What you need to do: Every entry must be given again exactly.

## begin Recorded data

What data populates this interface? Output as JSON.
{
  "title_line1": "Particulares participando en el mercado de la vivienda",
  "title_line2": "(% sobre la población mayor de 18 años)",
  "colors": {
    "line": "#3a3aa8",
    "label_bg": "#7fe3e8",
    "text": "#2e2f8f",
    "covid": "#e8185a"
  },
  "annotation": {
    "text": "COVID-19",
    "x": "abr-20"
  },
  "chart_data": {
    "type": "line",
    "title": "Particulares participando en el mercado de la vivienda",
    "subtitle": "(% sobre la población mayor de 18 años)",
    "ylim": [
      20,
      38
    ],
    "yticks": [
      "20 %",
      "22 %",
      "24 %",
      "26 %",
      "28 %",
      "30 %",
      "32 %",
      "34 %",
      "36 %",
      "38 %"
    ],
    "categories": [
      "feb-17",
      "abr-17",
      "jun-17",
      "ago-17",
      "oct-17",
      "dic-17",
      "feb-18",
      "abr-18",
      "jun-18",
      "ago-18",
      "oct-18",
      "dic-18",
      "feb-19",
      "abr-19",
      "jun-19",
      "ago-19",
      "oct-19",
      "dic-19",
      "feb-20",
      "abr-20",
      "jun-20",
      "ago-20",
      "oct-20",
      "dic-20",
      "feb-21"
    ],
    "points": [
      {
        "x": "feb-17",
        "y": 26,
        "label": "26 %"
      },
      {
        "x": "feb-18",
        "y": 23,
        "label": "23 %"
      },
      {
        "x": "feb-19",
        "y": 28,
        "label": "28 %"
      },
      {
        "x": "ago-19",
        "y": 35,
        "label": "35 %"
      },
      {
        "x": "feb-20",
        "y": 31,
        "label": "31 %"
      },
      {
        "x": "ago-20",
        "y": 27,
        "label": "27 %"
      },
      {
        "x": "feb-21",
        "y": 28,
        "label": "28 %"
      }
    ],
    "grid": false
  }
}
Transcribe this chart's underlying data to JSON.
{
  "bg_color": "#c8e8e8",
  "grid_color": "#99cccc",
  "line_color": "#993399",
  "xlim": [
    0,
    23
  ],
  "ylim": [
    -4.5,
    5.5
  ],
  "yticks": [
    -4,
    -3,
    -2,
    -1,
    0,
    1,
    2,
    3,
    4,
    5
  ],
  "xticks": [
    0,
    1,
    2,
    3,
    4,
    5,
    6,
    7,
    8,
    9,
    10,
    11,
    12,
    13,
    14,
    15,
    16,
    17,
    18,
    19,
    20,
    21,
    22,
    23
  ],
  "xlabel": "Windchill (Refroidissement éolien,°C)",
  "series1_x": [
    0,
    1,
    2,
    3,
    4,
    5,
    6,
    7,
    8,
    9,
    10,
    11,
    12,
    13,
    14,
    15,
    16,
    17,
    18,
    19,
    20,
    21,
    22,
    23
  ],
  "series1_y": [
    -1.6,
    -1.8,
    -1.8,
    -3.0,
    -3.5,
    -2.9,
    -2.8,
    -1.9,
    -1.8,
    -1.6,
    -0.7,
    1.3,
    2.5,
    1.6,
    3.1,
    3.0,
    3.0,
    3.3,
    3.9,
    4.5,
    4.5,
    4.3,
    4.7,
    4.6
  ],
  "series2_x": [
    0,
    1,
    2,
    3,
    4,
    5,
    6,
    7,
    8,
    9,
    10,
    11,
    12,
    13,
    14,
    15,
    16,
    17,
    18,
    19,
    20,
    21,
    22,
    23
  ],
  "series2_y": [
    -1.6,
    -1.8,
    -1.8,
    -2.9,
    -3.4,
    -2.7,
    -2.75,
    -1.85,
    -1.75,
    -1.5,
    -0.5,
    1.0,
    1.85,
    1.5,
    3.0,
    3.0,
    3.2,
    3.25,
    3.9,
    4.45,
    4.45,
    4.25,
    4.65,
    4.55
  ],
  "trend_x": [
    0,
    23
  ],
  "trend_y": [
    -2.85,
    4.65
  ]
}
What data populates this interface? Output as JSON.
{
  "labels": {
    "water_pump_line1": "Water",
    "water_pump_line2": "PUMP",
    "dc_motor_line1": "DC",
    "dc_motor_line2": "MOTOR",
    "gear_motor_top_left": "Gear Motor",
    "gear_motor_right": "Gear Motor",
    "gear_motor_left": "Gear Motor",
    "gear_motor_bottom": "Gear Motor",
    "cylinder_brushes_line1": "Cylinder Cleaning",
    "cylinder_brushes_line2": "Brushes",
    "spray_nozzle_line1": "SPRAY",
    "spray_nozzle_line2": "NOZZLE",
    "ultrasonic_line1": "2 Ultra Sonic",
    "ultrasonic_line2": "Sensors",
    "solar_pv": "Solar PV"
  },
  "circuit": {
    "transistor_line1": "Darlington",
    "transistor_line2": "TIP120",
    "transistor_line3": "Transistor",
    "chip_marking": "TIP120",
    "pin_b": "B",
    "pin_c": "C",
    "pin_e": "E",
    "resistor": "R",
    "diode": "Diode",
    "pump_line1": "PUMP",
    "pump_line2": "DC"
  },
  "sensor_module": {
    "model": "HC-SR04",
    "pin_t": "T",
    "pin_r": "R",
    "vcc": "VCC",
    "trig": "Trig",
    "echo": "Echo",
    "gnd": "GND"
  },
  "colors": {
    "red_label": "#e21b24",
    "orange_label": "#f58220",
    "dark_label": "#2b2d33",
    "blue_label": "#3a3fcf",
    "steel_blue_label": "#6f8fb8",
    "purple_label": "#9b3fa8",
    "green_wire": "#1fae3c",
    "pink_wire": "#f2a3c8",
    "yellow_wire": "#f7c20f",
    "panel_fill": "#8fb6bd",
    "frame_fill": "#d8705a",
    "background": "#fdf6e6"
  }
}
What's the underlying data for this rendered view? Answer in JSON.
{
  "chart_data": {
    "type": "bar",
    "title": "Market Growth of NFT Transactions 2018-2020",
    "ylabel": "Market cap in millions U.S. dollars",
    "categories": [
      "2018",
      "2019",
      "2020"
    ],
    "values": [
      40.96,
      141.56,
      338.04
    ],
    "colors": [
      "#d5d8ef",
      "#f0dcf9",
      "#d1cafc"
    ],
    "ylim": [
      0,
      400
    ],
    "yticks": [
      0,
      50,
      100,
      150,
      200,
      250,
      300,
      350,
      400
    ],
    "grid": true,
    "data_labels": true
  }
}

## end Recorded data

The answer:
What data populates this interface? Output as JSON.
{
  "title_line1": "Particulares participando en el mercado de la vivienda",
  "title_line2": "(% sobre la población mayor de 18 años)",
  "colors": {
    "line": "#3a3aa8",
    "label_bg": "#7fe3e8",
    "text": "#2e2f8f",
    "covid": "#e8185a"
  },
  "annotation": {
    "text": "COVID-19",
    "x": "abr-20"
  },
  "chart_data": {
    "type": "line",
    "title": "Particulares participando en el mercado de la vivienda",
    "subtitle": "(% sobre la población mayor de 18 años)",
    "ylim": [
      20,
      38
    ],
    "yticks": [
      "20 %",
      "22 %",
      "24 %",
      "26 %",
      "28 %",
      "30 %",
      "32 %",
      "34 %",
      "36 %",
      "38 %"
    ],
    "categories": [
      "feb-17",
      "abr-17",
      "jun-17",
      "ago-17",
      "oct-17",
      "dic-17",
      "feb-18",
      "abr-18",
      "jun-18",
      "ago-18",
      "oct-18",
      "dic-18",
      "feb-19",
      "abr-19",
      "jun-19",
      "ago-19",
      "oct-19",
      "dic-19",
      "feb-20",
      "abr-20",
      "jun-20",
      "ago-20",
      "oct-20",
      "dic-20",
      "feb-21"
    ],
    "points": [
      {
        "x": "feb-17",
        "y": 26,
        "label": "26 %"
      },
      {
        "x": "feb-18",
        "y": 23,
        "label": "23 %"
      },
      {
        "x": "feb-19",
        "y": 28,
        "label": "28 %"
      },
      {
        "x": "ago-19",
        "y": 35,
        "label": "35 %"
      },
      {
        "x": "feb-20",
        "y": 31,
        "label": "31 %"
      },
      {
        "x": "ago-20",
        "y": 27,
        "label": "27 %"
      },
      {
        "x": "feb-21",
        "y": 28,
        "label": "28 %"
      }
    ],
    "grid": false
  }
}
Transcribe this chart's underlying data to JSON.
{
  "bg_color": "#c8e8e8",
  "grid_color": "#99cccc",
  "line_color": "#993399",
  "xlim": [
    0,
    23
  ],
  "ylim": [
    -4.5,
    5.5
  ],
  "yticks": [
    -4,
    -3,
    -2,
    -1,
    0,
    1,
    2,
    3,
    4,
    5
  ],
  "xticks": [
    0,
    1,
    2,
    3,
    4,
    5,
    6,
    7,
    8,
    9,
    10,
    11,
    12,
    13,
    14,
    15,
    16,
    17,
    18,
    19,
    20,
    21,
    22,
    23
  ],
  "xlabel": "Windchill (Refroidissement éolien,°C)",
  "series1_x": [
    0,
    1,
    2,
    3,
    4,
    5,
    6,
    7,
    8,
    9,
    10,
    11,
    12,
    13,
    14,
    15,
    16,
    17,
    18,
    19,
    20,
    21,
    22,
    23
  ],
  "series1_y": [
    -1.6,
    -1.8,
    -1.8,
    -3.0,
    -3.5,
    -2.9,
    -2.8,
    -1.9,
    -1.8,
    -1.6,
    -0.7,
    1.3,
    2.5,
    1.6,
    3.1,
    3.0,
    3.0,
    3.3,
    3.9,
    4.5,
    4.5,
    4.3,
    4.7,
    4.6
  ],
  "series2_x": [
    0,
    1,
    2,
    3,
    4,
    5,
    6,
    7,
    8,
    9,
    10,
    11,
    12,
    13,
    14,
    15,
    16,
    17,
    18,
    19,
    20,
    21,
    22,
    23
  ],
  "series2_y": [
    -1.6,
    -1.8,
    -1.8,
    -2.9,
    -3.4,
    -2.7,
    -2.75,
    -1.85,
    -1.75,
    -1.5,
    -0.5,
    1.0,
    1.85,
    1.5,
    3.0,
    3.0,
    3.2,
    3.25,
    3.9,
    4.45,
    4.45,
    4.25,
    4.65,
    4.55
  ],
  "trend_x": [
    0,
    23
  ],
  "trend_y": [
    -2.85,
    4.65
  ]
}
What data populates this interface? Output as JSON.
{
  "labels": {
    "water_pump_line1": "Water",
    "water_pump_line2": "PUMP",
    "dc_motor_line1": "DC",
    "dc_motor_line2": "MOTOR",
    "gear_motor_top_left": "Gear Motor",
    "gear_motor_right": "Gear Motor",
    "gear_motor_left": "Gear Motor",
    "gear_motor_bottom": "Gear Motor",
    "cylinder_brushes_line1": "Cylinder Cleaning",
    "cylinder_brushes_line2": "Brushes",
    "spray_nozzle_line1": "SPRAY",
    "spray_nozzle_line2": "NOZZLE",
    "ultrasonic_line1": "2 Ultra Sonic",
    "ultrasonic_line2": "Sensors",
    "solar_pv": "Solar PV"
  },
  "circuit": {
    "transistor_line1": "Darlington",
    "transistor_line2": "TIP120",
    "transistor_line3": "Transistor",
    "chip_marking": "TIP120",
    "pin_b": "B",
    "pin_c": "C",
    "pin_e": "E",
    "resistor": "R",
    "diode": "Diode",
    "pump_line1": "PUMP",
    "pump_line2": "DC"
  },
  "sensor_module": {
    "model": "HC-SR04",
    "pin_t": "T",
    "pin_r": "R",
    "vcc": "VCC",
    "trig": "Trig",
    "echo": "Echo",
    "gnd": "GND"
  },
  "colors": {
    "red_label": "#e21b24",
    "orange_label": "#f58220",
    "dark_label": "#2b2d33",
    "blue_label": "#3a3fcf",
    "steel_blue_label": "#6f8fb8",
    "purple_label": "#9b3fa8",
    "green_wire": "#1fae3c",
    "pink_wire": "#f2a3c8",
    "yellow_wire": "#f7c20f",
    "panel_fill": "#8fb6bd",
    "frame_fill": "#d8705a",
    "background": "#fdf6e6"
  }
}
What's the underlying data for this rendered view? Answer in JSON.
{
  "chart_data": {
    "type": "bar",
    "title": "Market Growth of NFT Transactions 2018-2020",
    "ylabel": "Market cap in millions U.S. dollars",
    "categories": [
      "2018",
      "2019",
      "2020"
    ],
    "values": [
      40.96,
      141.56,
      338.04
    ],
    "colors": [
      "#d5d8ef",
      "#f0dcf9",
      "#d1cafc"
    ],
    "ylim": [
      0,
      400
    ],
    "yticks": [
      0,
      50,
      100,
      150,
      200,
      250,
      300,
      350,
      400
    ],
    "grid": true,
    "data_labels": true
  }
}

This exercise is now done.